↓↓↓

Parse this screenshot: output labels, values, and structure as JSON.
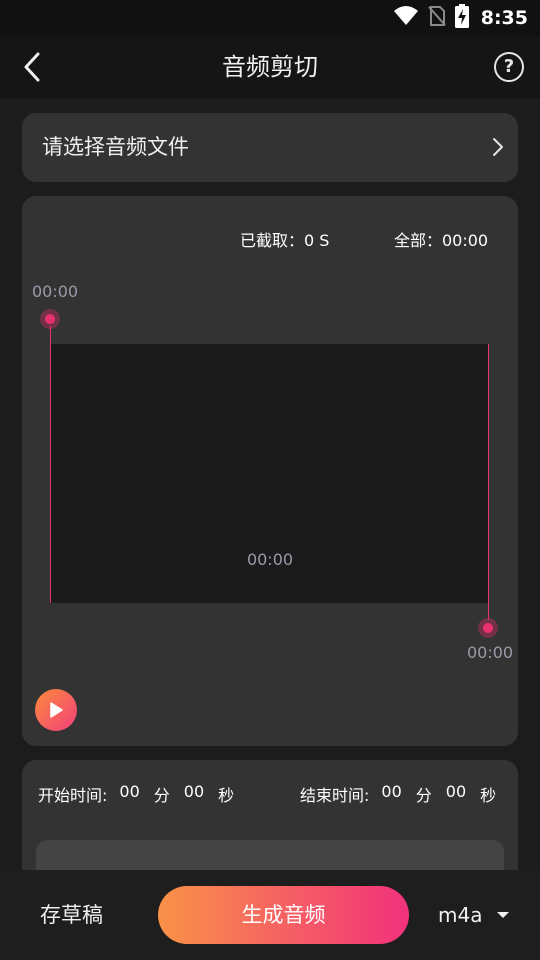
{
  "status_bar": {
    "time": "8:35",
    "icons": [
      "wifi-icon",
      "no-sim-icon",
      "battery-charging-icon"
    ]
  },
  "header": {
    "title": "音频剪切",
    "back_icon": "chevron-left-icon",
    "help_label": "?"
  },
  "file_picker": {
    "label": "请选择音频文件",
    "chevron_icon": "chevron-right-icon"
  },
  "editor": {
    "cut_label": "已截取：0 S",
    "total_label": "全部：00:00",
    "start_time": "00:00",
    "center_time": "00:00",
    "end_time": "00:00",
    "play_icon": "play-icon",
    "accent_color": "#e9326d"
  },
  "time_settings": {
    "start": {
      "label": "开始时间:",
      "minutes": "00",
      "minutes_unit": "分",
      "seconds": "00",
      "seconds_unit": "秒"
    },
    "end": {
      "label": "结束时间:",
      "minutes": "00",
      "minutes_unit": "分",
      "seconds": "00",
      "seconds_unit": "秒"
    }
  },
  "bottom_bar": {
    "draft_label": "存草稿",
    "generate_label": "生成音频",
    "format_value": "m4a",
    "gradient_colors": [
      "#f99248",
      "#f2317c"
    ]
  }
}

↑↑↑

**PROBLEM STATEMENT**
Give back the entries verbatim. Do not include any picture.

**ANSWER TO THIS TASK**
Parse this screenshot: output labels, values, and structure as JSON.
{
  "status_bar": {
    "time": "8:35",
    "icons": [
      "wifi-icon",
      "no-sim-icon",
      "battery-charging-icon"
    ]
  },
  "header": {
    "title": "音频剪切",
    "back_icon": "chevron-left-icon",
    "help_label": "?"
  },
  "file_picker": {
    "label": "请选择音频文件",
    "chevron_icon": "chevron-right-icon"
  },
  "editor": {
    "cut_label": "已截取：0 S",
    "total_label": "全部：00:00",
    "start_time": "00:00",
    "center_time": "00:00",
    "end_time": "00:00",
    "play_icon": "play-icon",
    "accent_color": "#e9326d"
  },
  "time_settings": {
    "start": {
      "label": "开始时间:",
      "minutes": "00",
      "minutes_unit": "分",
      "seconds": "00",
      "seconds_unit": "秒"
    },
    "end": {
      "label": "结束时间:",
      "minutes": "00",
      "minutes_unit": "分",
      "seconds": "00",
      "seconds_unit": "秒"
    }
  },
  "bottom_bar": {
    "draft_label": "存草稿",
    "generate_label": "生成音频",
    "format_value": "m4a",
    "gradient_colors": [
      "#f99248",
      "#f2317c"
    ]
  }
}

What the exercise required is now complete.